* [STATED GOAL 1] In the forum thread about the Tracker 1232 boat mod, turn the paragraph beginning "My plans are for right now" into a short list that keeps its main facts.
* [STATED GOAL 2] Carry on the forum thread about the Tracker 1232 boat mod, picking up after its final line.

# FFDOZIER's Tracker 1232 Full Mod



## FFDOZIER (May 15, 2011)

Guys I've just aquired a 2006 Tracker Topper 1232 for free. My Father-in-Law actually won it in a raffle and told me I could have it as he only fishes from a one-man creek boat. It came with 2 seats and a BPS Brand 45 lb Thrust Trolling Motor on the back. It doesn't have a trailer but it's a starting point. I was actually fixing to buy a Tracker 1542 but this will do for now until I decide to upgrade. 

My plans are for right now to put in a new carpeted floor, 2 seats with 7" pedestals on the benchs, a bow-mount foot-controlled trolling motor, fish finder, somewhere around a 5-9.9 hp motor, possibly a livewell, and last but not least a trailer. I may also decide to do some storage somewhere but I'm not sure yet.


----------



## Spoiler (May 15, 2011)

Good luck to you and I look forward to follow along with your build.


----------



## FFDOZIER (May 16, 2011)

After reading over some other mods I've decided to build some storage directly behing the front bench with a hole to place a livewell made out of a cooler. The plan is for there to be a hole that the cooler sits in where I can remove it when I need to. I hope that makes sense.


----------



## FFDOZIER (May 17, 2011)

After going to pick the boat up I realized the trolling motor is actually an older Motorguide 34 lb Thrust Model. I wasn't really planning on using it anyways but who knows. I'll probably buy one of the BPS Prowler 55 lb Thrust Models to hold me over until I purchase an outboard for it. Luckily I have a Bass Pro about 25 minutes from the house so I'll have everything I need close by. I've also just about decided to repaint the boat as well.


----------



## carolinasled (May 17, 2011)

What part of SC are you from Dozier?


----------



## FFDOZIER (May 17, 2011)

I'm from Loris which is about 20 miles inland from Little River and North Myrtle Beach.


----------



## FFDOZIER (May 20, 2011)

So BassPro is having there take 6 months to pay deal going on right now so I'm thinking about going ahead a buying a trolling motor for the Bow. My question is what size thrust do I need to effieciently push this little boat. I used to have a 1436 Sylvan with an older 42 lb thrust troller on the front and it pushed it fine but there were times where I felt I could have used more. But that boat have a 20 hp motor on the back and this one will have just another trolling motor back there. Do you guys thinka 45 lb thrust will do the job. I rarely fish any heavy current if ever. Thanks


----------



## FFDOZIER (May 20, 2011)

* [RAW RECORDS]
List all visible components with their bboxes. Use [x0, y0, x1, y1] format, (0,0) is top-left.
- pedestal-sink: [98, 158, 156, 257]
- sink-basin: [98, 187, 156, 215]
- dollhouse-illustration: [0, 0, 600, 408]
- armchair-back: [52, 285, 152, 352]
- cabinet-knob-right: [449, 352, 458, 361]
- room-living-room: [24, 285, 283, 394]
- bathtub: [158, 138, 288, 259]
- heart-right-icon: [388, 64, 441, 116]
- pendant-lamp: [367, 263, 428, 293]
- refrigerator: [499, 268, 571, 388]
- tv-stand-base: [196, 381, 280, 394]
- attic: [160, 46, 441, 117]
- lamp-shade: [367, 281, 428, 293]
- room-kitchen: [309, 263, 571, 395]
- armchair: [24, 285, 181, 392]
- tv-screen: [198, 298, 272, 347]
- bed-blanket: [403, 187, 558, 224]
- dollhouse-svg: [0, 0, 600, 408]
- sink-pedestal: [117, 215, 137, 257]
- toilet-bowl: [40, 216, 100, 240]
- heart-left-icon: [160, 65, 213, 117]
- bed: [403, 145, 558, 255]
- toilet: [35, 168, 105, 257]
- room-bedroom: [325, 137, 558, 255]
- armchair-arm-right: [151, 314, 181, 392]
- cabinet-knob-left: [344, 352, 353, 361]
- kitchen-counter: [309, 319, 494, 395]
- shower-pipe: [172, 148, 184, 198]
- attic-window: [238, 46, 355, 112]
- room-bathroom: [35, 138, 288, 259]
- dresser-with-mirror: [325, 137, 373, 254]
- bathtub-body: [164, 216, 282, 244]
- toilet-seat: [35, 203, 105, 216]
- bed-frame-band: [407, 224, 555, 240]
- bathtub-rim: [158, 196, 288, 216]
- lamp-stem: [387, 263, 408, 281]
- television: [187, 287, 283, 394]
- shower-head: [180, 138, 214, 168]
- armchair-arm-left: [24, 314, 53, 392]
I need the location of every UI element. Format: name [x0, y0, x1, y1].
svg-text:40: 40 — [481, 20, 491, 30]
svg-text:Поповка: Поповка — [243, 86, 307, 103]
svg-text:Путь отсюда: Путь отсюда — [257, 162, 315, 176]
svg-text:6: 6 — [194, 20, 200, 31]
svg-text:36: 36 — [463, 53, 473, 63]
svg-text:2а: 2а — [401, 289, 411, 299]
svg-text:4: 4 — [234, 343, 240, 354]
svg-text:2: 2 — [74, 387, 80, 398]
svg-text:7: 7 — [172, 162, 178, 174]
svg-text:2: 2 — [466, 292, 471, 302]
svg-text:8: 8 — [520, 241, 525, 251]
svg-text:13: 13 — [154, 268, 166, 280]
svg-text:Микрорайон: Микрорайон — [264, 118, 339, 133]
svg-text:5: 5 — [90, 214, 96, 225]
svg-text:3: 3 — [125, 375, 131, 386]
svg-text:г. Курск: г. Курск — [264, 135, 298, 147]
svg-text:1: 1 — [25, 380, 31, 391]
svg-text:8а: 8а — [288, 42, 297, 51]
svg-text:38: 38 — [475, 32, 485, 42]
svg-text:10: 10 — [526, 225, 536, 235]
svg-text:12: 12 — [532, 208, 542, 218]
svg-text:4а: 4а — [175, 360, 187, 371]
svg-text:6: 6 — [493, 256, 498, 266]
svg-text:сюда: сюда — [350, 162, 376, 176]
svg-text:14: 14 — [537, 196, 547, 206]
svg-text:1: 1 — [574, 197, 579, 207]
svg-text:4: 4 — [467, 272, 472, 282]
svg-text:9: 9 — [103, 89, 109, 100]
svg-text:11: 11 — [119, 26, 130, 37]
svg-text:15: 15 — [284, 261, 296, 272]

* [FINAL RESULT 1]
- New carpeted floor
- Two seats on 7" pedestals on the benches
- Bow-mount, foot-controlled trolling motor
- Fish finder
- Motor of around 5–9.9 hp
- Possibly a livewell
- A trailer
- Maybe some storage (not decided yet)

* [FINAL RESULT 2]
Right now I'm looking at the Minn Kota Edge Trolling Motors if that helps. Any opinions on these?


----------



## FFDOZIER (May 21, 2011)

I just got word today from my Father-in-Law that he has a trailer for me. A fellow traded him a trailer for doing some work on a golf cart. I just have to make the 3 hour drive to pick it up sometime in the next couple of weeks. He said the guy described it as a rather nice galvanized trailer.

I also ran to Bass Pro today and picked up the seat pedestals, bow and stern lights, and a battery case.


----------



## slabdaddy (May 22, 2011)

45 lb thrust will plane that little tin; have fished all over your neck from the mouth of Little Pee Dee and the Lumber and on down towards Gal-Ferry! Prefer transom- mount personally; Good Luck!  8)


----------



## taterosu (May 23, 2011)

Mine is a 35 lb thrust but I havent got to try it yet. Just going from the guy I got the boat from he said it was plenty. He mostly fished small farm pond and never really had an out board. Good luck on the build.


----------



## FFDOZIER (May 26, 2011)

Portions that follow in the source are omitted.